=== Task brief ===
Locate all lines with the word "synty" and copy them out.

:: Extracted data ::

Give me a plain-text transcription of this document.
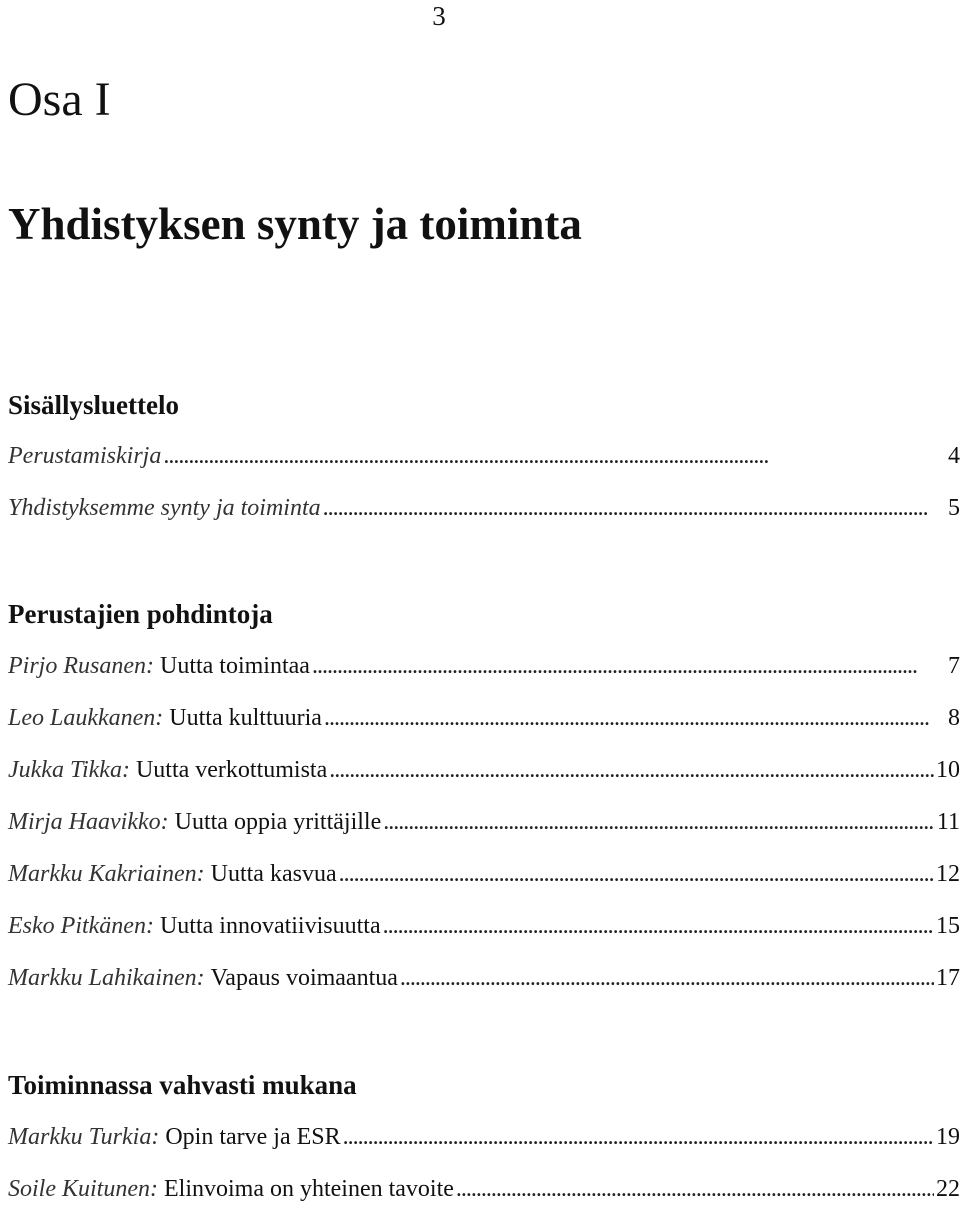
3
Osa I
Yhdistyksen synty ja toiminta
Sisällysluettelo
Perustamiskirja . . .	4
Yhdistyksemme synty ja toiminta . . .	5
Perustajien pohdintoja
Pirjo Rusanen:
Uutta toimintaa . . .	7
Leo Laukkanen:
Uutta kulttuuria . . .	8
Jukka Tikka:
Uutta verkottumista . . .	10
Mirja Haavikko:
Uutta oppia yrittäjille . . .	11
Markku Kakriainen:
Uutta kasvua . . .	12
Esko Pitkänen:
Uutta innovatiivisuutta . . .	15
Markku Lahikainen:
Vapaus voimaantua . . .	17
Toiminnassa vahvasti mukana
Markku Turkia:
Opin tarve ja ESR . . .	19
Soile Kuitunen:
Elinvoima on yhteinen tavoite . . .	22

:::

=== Correct output ===
Yhdistyksen synty ja toiminta
Yhdistyksemme synty ja toiminta . . .	5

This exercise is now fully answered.